> **Exercise input**:
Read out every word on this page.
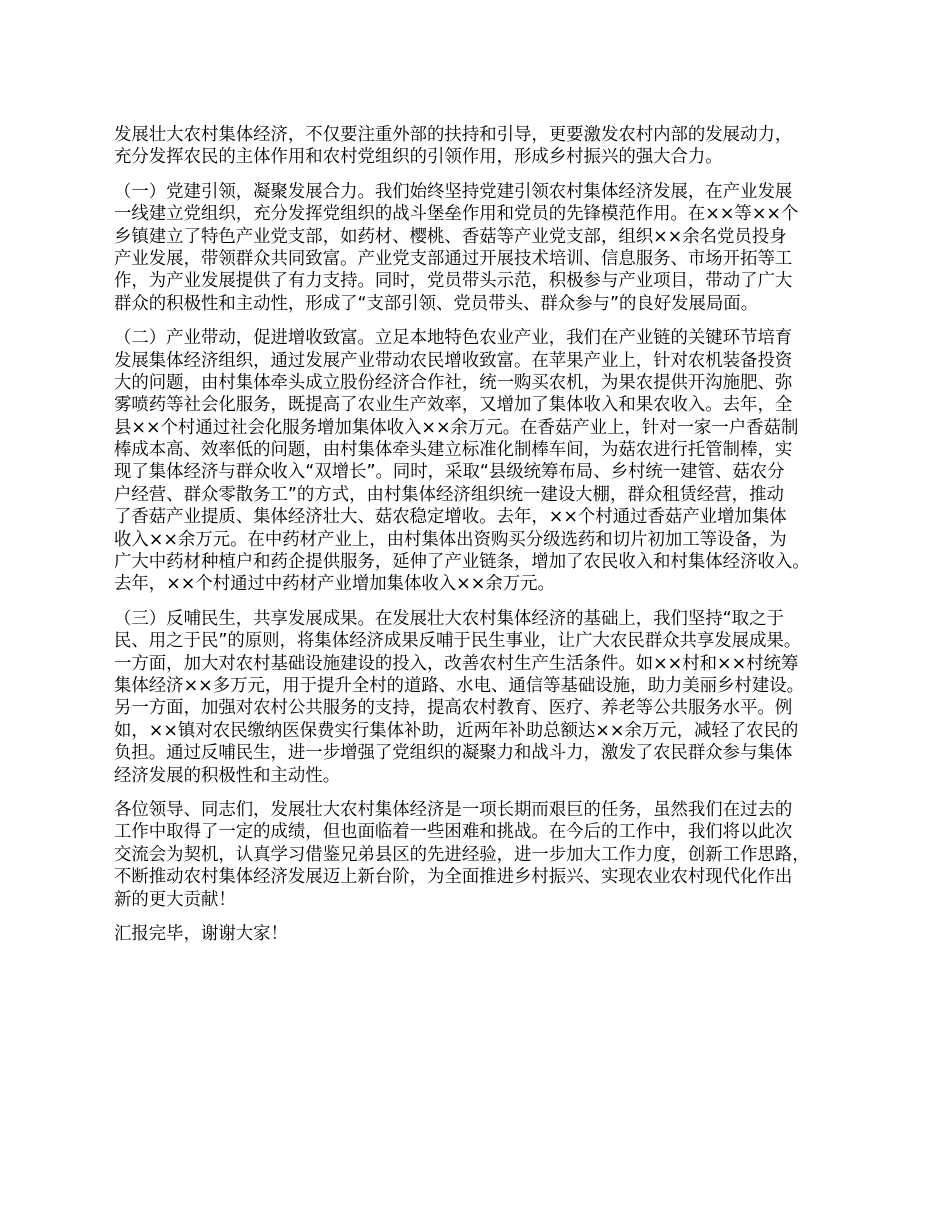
发展壮大农村集体经济，不仅要注重外部的扶持和引导，更要激发农村内部的发展动力，
充分发挥农民的主体作用和农村党组织的引领作用，形成乡村振兴的强大合力。
（一）党建引领，凝聚发展合力。我们始终坚持党建引领农村集体经济发展，在产业发展
一线建立党组织，充分发挥党组织的战斗堡垒作用和党员的先锋模范作用。在××等××个
乡镇建立了特色产业党支部，如药材、樱桃、香菇等产业党支部，组织××余名党员投身
产业发展，带领群众共同致富。产业党支部通过开展技术培训、信息服务、市场开拓等工
作，为产业发展提供了有力支持。同时，党员带头示范，积极参与产业项目，带动了广大
群众的积极性和主动性，形成了“支部引领、党员带头、群众参与”的良好发展局面。
（二）产业带动，促进增收致富。立足本地特色农业产业，我们在产业链的关键环节培育
发展集体经济组织，通过发展产业带动农民增收致富。在苹果产业上，针对农机装备投资
大的问题，由村集体牵头成立股份经济合作社，统一购买农机，为果农提供开沟施肥、弥
雾喷药等社会化服务，既提高了农业生产效率，又增加了集体收入和果农收入。去年，全
县××个村通过社会化服务增加集体收入××余万元。在香菇产业上，针对一家一户香菇制
棒成本高、效率低的问题，由村集体牵头建立标准化制棒车间，为菇农进行托管制棒，实
现了集体经济与群众收入“双增长”。同时，采取“县级统筹布局、乡村统一建管、菇农分
户经营、群众零散务工”的方式，由村集体经济组织统一建设大棚，群众租赁经营，推动
了香菇产业提质、集体经济壮大、菇农稳定增收。去年，××个村通过香菇产业增加集体
收入××余万元。在中药材产业上，由村集体出资购买分级选药和切片初加工等设备，为
广大中药材种植户和药企提供服务，延伸了产业链条，增加了农民收入和村集体经济收入。
去年，××个村通过中药材产业增加集体收入××余万元。
（三）反哺民生，共享发展成果。在发展壮大农村集体经济的基础上，我们坚持“取之于
民、用之于民”的原则，将集体经济成果反哺于民生事业，让广大农民群众共享发展成果。
一方面，加大对农村基础设施建设的投入，改善农村生产生活条件。如××村和××村统筹
集体经济××多万元，用于提升全村的道路、水电、通信等基础设施，助力美丽乡村建设。
另一方面，加强对农村公共服务的支持，提高农村教育、医疗、养老等公共服务水平。例
如，××镇对农民缴纳医保费实行集体补助，近两年补助总额达××余万元，减轻了农民的
负担。通过反哺民生，进一步增强了党组织的凝聚力和战斗力，激发了农民群众参与集体
经济发展的积极性和主动性。
各位领导、同志们，发展壮大农村集体经济是一项长期而艰巨的任务，虽然我们在过去的
工作中取得了一定的成绩，但也面临着一些困难和挑战。在今后的工作中，我们将以此次
交流会为契机，认真学习借鉴兄弟县区的先进经验，进一步加大工作力度，创新工作思路，
不断推动农村集体经济发展迈上新台阶，为全面推进乡村振兴、实现农业农村现代化作出
新的更大贡献！
汇报完毕，谢谢大家！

> **Work to do**:
Transcribe the records above exactly, omitting every picture they contain.

> **Full response**:
Read out every word on this page.
发展壮大农村集体经济，不仅要注重外部的扶持和引导，更要激发农村内部的发展动力，
充分发挥农民的主体作用和农村党组织的引领作用，形成乡村振兴的强大合力。
（一）党建引领，凝聚发展合力。我们始终坚持党建引领农村集体经济发展，在产业发展
一线建立党组织，充分发挥党组织的战斗堡垒作用和党员的先锋模范作用。在××等××个
乡镇建立了特色产业党支部，如药材、樱桃、香菇等产业党支部，组织××余名党员投身
产业发展，带领群众共同致富。产业党支部通过开展技术培训、信息服务、市场开拓等工
作，为产业发展提供了有力支持。同时，党员带头示范，积极参与产业项目，带动了广大
群众的积极性和主动性，形成了“支部引领、党员带头、群众参与”的良好发展局面。
（二）产业带动，促进增收致富。立足本地特色农业产业，我们在产业链的关键环节培育
发展集体经济组织，通过发展产业带动农民增收致富。在苹果产业上，针对农机装备投资
大的问题，由村集体牵头成立股份经济合作社，统一购买农机，为果农提供开沟施肥、弥
雾喷药等社会化服务，既提高了农业生产效率，又增加了集体收入和果农收入。去年，全
县××个村通过社会化服务增加集体收入××余万元。在香菇产业上，针对一家一户香菇制
棒成本高、效率低的问题，由村集体牵头建立标准化制棒车间，为菇农进行托管制棒，实
现了集体经济与群众收入“双增长”。同时，采取“县级统筹布局、乡村统一建管、菇农分
户经营、群众零散务工”的方式，由村集体经济组织统一建设大棚，群众租赁经营，推动
了香菇产业提质、集体经济壮大、菇农稳定增收。去年，××个村通过香菇产业增加集体
收入××余万元。在中药材产业上，由村集体出资购买分级选药和切片初加工等设备，为
广大中药材种植户和药企提供服务，延伸了产业链条，增加了农民收入和村集体经济收入。
去年，××个村通过中药材产业增加集体收入××余万元。
（三）反哺民生，共享发展成果。在发展壮大农村集体经济的基础上，我们坚持“取之于
民、用之于民”的原则，将集体经济成果反哺于民生事业，让广大农民群众共享发展成果。
一方面，加大对农村基础设施建设的投入，改善农村生产生活条件。如××村和××村统筹
集体经济××多万元，用于提升全村的道路、水电、通信等基础设施，助力美丽乡村建设。
另一方面，加强对农村公共服务的支持，提高农村教育、医疗、养老等公共服务水平。例
如，××镇对农民缴纳医保费实行集体补助，近两年补助总额达××余万元，减轻了农民的
负担。通过反哺民生，进一步增强了党组织的凝聚力和战斗力，激发了农民群众参与集体
经济发展的积极性和主动性。
各位领导、同志们，发展壮大农村集体经济是一项长期而艰巨的任务，虽然我们在过去的
工作中取得了一定的成绩，但也面临着一些困难和挑战。在今后的工作中，我们将以此次
交流会为契机，认真学习借鉴兄弟县区的先进经验，进一步加大工作力度，创新工作思路，
不断推动农村集体经济发展迈上新台阶，为全面推进乡村振兴、实现农业农村现代化作出
新的更大贡献！
汇报完毕，谢谢大家！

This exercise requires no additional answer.